- Set task -
Report every line from the material that contains the word "Users".

- Collected data entries -
• • • • •

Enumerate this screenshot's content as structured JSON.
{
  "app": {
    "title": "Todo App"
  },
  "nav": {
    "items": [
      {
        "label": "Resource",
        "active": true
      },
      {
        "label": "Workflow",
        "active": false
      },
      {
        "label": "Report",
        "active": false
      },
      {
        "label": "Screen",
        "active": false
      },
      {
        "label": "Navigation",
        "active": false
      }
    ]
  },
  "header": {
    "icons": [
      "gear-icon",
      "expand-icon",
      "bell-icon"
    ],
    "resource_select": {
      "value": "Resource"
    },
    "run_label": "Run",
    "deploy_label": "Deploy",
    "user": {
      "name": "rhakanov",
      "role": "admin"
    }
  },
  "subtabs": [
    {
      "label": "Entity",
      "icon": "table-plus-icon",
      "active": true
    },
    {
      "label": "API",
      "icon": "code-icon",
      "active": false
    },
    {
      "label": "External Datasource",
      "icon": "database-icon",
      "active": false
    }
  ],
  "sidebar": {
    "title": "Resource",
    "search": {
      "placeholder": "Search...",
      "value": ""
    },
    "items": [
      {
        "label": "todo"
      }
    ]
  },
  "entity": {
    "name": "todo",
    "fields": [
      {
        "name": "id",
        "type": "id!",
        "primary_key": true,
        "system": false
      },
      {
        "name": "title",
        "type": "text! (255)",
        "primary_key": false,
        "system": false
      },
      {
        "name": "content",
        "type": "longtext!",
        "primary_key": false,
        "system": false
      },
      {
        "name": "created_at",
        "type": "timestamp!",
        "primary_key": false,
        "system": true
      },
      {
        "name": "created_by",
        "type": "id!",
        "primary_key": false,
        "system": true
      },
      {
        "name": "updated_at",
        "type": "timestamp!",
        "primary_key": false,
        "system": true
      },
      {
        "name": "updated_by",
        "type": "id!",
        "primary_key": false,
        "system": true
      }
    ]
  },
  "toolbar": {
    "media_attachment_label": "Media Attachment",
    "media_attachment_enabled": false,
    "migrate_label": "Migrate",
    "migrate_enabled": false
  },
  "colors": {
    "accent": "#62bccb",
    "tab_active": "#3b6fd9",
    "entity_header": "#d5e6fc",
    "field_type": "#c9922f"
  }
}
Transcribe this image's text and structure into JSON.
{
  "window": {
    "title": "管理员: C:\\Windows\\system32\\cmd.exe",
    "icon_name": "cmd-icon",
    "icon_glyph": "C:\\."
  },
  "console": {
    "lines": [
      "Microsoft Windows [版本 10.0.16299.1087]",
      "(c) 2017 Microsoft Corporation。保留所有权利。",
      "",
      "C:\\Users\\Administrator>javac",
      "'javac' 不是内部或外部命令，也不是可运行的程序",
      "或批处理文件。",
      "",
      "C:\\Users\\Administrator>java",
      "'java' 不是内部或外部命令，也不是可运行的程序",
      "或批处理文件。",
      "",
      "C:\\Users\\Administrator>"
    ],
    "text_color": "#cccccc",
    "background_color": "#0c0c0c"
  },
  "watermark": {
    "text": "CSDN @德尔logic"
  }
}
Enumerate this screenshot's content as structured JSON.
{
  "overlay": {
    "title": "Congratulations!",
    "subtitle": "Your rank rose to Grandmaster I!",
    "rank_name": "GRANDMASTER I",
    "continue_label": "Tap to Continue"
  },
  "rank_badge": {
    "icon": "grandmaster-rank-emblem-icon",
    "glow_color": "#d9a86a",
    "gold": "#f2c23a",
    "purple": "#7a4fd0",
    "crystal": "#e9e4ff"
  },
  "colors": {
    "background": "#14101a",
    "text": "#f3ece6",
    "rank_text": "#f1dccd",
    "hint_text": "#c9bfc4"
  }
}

• • • • •

- Exercise result -
      "C:\\Users\\Administrator>javac",
      "C:\\Users\\Administrator>java",
      "C:\\Users\\Administrator>"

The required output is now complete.